● WHAT YOU HAVE TO DO: Among the entries, which lines carry the string "image"? Copy each of them.

____

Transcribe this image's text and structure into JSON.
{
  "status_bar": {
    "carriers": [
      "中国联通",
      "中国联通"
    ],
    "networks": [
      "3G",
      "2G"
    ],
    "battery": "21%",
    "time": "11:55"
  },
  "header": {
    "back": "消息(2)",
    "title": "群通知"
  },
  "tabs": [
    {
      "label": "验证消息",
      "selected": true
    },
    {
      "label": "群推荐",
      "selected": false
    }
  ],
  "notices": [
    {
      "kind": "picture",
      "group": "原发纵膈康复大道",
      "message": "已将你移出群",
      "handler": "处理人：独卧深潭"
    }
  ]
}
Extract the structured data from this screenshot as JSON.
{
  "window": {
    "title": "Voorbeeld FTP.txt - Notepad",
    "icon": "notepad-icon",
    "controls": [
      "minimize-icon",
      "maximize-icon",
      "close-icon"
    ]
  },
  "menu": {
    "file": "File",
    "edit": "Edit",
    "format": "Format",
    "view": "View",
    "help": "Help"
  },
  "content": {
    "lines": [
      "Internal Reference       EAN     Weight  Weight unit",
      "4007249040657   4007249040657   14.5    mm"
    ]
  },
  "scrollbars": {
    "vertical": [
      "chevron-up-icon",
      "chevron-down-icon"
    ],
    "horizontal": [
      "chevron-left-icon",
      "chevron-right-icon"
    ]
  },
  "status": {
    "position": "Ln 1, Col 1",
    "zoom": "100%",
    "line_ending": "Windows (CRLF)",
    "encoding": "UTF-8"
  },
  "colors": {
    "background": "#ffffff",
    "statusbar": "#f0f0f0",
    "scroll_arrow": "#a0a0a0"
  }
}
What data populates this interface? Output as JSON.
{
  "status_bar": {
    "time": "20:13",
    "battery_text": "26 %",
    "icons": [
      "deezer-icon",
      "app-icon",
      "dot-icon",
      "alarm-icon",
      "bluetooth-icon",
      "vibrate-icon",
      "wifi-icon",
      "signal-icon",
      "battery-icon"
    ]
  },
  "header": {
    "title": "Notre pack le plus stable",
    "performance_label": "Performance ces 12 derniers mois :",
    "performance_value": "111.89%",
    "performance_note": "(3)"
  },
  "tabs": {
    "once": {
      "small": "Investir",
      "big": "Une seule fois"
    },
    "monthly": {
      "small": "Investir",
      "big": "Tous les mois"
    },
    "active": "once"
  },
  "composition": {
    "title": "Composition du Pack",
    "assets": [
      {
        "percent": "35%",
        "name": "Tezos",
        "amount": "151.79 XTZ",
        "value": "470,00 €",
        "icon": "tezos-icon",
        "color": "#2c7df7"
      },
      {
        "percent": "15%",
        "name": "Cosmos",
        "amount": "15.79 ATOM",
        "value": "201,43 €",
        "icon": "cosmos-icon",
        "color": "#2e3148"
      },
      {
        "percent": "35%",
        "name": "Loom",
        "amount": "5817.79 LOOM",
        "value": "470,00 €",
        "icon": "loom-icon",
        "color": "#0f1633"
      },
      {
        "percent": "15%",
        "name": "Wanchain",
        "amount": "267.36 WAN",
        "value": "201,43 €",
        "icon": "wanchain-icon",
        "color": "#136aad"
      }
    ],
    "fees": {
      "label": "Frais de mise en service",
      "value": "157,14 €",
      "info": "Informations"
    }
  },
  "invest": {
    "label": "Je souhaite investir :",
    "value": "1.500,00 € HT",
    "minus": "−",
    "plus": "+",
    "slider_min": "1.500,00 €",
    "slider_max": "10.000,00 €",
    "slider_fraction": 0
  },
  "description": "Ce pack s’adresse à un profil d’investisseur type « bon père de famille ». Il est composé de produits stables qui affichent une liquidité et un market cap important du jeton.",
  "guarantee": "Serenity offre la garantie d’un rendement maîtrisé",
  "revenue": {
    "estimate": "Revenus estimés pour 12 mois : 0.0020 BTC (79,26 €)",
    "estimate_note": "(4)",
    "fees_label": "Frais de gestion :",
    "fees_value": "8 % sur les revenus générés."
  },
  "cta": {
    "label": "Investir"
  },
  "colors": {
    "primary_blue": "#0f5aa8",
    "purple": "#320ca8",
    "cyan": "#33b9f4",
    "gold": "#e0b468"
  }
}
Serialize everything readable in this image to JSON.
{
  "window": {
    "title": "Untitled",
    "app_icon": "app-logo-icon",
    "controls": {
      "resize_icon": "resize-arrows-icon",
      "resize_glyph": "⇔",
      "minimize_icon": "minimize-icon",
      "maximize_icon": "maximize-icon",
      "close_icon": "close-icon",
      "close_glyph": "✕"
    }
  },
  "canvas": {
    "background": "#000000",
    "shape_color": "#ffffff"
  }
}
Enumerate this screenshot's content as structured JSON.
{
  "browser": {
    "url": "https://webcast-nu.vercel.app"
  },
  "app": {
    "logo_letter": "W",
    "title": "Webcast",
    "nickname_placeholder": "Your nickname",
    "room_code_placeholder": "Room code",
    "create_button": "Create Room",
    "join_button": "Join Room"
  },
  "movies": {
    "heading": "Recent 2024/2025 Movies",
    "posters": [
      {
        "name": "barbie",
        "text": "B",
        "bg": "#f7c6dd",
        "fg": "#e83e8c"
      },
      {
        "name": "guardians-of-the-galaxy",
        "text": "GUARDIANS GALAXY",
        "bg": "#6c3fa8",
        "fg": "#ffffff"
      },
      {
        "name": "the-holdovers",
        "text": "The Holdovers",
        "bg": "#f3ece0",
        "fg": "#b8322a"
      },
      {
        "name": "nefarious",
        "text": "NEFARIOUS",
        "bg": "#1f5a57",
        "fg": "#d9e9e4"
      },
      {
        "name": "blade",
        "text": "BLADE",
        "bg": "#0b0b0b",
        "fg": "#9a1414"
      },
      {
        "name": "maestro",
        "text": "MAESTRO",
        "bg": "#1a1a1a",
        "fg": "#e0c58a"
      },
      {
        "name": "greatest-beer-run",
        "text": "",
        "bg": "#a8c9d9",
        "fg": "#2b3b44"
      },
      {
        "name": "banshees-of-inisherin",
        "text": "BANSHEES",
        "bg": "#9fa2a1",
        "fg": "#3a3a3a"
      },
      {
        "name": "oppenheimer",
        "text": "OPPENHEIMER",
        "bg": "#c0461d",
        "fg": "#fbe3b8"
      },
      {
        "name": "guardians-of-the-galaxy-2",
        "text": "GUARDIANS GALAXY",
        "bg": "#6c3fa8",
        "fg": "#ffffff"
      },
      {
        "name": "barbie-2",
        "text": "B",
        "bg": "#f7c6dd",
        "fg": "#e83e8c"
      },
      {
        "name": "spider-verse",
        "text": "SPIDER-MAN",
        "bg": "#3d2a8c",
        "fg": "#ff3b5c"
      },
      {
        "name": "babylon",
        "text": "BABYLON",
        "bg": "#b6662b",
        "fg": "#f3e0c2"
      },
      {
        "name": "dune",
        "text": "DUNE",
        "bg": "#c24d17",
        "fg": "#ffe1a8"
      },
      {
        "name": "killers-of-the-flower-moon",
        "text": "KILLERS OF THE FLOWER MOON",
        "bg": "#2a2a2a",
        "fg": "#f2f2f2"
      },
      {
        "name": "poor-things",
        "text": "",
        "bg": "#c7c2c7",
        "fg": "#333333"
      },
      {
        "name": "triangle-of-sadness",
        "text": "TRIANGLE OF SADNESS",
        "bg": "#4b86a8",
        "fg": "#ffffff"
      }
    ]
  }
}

____

● ANSWER TO THIS TASK:
Transcribe this image's text and structure into JSON.
Serialize everything readable in this image to JSON.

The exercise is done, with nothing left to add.